* WHAT IS REQUIRED: Type out the data exactly as given. Skip any image.

(Records that describe figures)
--- BEGIN ---

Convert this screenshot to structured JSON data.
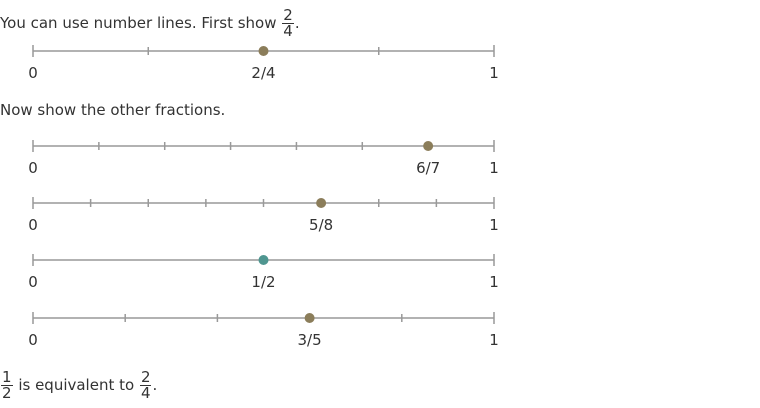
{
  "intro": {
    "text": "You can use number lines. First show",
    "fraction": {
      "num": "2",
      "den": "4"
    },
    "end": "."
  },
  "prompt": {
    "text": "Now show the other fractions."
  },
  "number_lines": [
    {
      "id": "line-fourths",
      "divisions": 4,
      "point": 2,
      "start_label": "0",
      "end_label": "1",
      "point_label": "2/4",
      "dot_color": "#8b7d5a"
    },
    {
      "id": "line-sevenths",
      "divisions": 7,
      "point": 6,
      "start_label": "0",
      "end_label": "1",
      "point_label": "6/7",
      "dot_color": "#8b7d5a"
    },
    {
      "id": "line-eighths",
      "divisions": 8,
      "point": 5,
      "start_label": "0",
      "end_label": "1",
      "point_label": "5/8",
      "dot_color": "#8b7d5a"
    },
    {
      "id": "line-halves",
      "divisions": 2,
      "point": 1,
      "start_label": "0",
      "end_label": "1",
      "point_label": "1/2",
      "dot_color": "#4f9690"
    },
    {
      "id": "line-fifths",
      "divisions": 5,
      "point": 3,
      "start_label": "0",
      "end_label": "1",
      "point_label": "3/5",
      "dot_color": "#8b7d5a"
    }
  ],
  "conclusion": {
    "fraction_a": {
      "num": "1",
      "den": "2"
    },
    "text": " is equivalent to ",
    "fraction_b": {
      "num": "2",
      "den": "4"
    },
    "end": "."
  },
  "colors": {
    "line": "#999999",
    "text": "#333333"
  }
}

--- END ---

* FULL SOLUTION:
Convert this screenshot to structured JSON data.
{
  "intro": {
    "text": "You can use number lines. First show",
    "fraction": {
      "num": "2",
      "den": "4"
    },
    "end": "."
  },
  "prompt": {
    "text": "Now show the other fractions."
  },
  "number_lines": [
    {
      "id": "line-fourths",
      "divisions": 4,
      "point": 2,
      "start_label": "0",
      "end_label": "1",
      "point_label": "2/4",
      "dot_color": "#8b7d5a"
    },
    {
      "id": "line-sevenths",
      "divisions": 7,
      "point": 6,
      "start_label": "0",
      "end_label": "1",
      "point_label": "6/7",
      "dot_color": "#8b7d5a"
    },
    {
      "id": "line-eighths",
      "divisions": 8,
      "point": 5,
      "start_label": "0",
      "end_label": "1",
      "point_label": "5/8",
      "dot_color": "#8b7d5a"
    },
    {
      "id": "line-halves",
      "divisions": 2,
      "point": 1,
      "start_label": "0",
      "end_label": "1",
      "point_label": "1/2",
      "dot_color": "#4f9690"
    },
    {
      "id": "line-fifths",
      "divisions": 5,
      "point": 3,
      "start_label": "0",
      "end_label": "1",
      "point_label": "3/5",
      "dot_color": "#8b7d5a"
    }
  ],
  "conclusion": {
    "fraction_a": {
      "num": "1",
      "den": "2"
    },
    "text": " is equivalent to ",
    "fraction_b": {
      "num": "2",
      "den": "4"
    },
    "end": "."
  },
  "colors": {
    "line": "#999999",
    "text": "#333333"
  }
}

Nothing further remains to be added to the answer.